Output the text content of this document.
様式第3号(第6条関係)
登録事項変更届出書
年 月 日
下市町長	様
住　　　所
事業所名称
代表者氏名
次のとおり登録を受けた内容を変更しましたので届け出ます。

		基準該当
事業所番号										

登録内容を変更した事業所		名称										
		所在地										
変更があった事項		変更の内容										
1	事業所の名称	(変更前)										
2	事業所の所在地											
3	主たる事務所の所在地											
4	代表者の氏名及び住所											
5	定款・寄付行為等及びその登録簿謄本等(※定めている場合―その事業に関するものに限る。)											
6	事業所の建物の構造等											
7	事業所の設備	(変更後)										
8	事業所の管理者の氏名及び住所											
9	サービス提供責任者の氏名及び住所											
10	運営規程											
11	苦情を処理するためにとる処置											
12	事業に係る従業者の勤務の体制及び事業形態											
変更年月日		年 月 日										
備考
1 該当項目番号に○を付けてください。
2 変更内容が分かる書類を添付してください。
=======
Repeat every line of the records above exactly.

▶ RESPONSE:
Output the text content of this document.
様式第3号(第6条関係)
登録事項変更届出書
年 月 日
下市町長	様
住　　　所
事業所名称
代表者氏名
次のとおり登録を受けた内容を変更しましたので届け出ます。

		基準該当
事業所番号										

登録内容を変更した事業所		名称										
		所在地										
変更があった事項		変更の内容										
1	事業所の名称	(変更前)										
2	事業所の所在地											
3	主たる事務所の所在地											
4	代表者の氏名及び住所											
5	定款・寄付行為等及びその登録簿謄本等(※定めている場合―その事業に関するものに限る。)											
6	事業所の建物の構造等											
7	事業所の設備	(変更後)										
8	事業所の管理者の氏名及び住所											
9	サービス提供責任者の氏名及び住所											
10	運営規程											
11	苦情を処理するためにとる処置											
12	事業に係る従業者の勤務の体制及び事業形態											
変更年月日		年 月 日										
備考
1 該当項目番号に○を付けてください。
2 変更内容が分かる書類を添付してください。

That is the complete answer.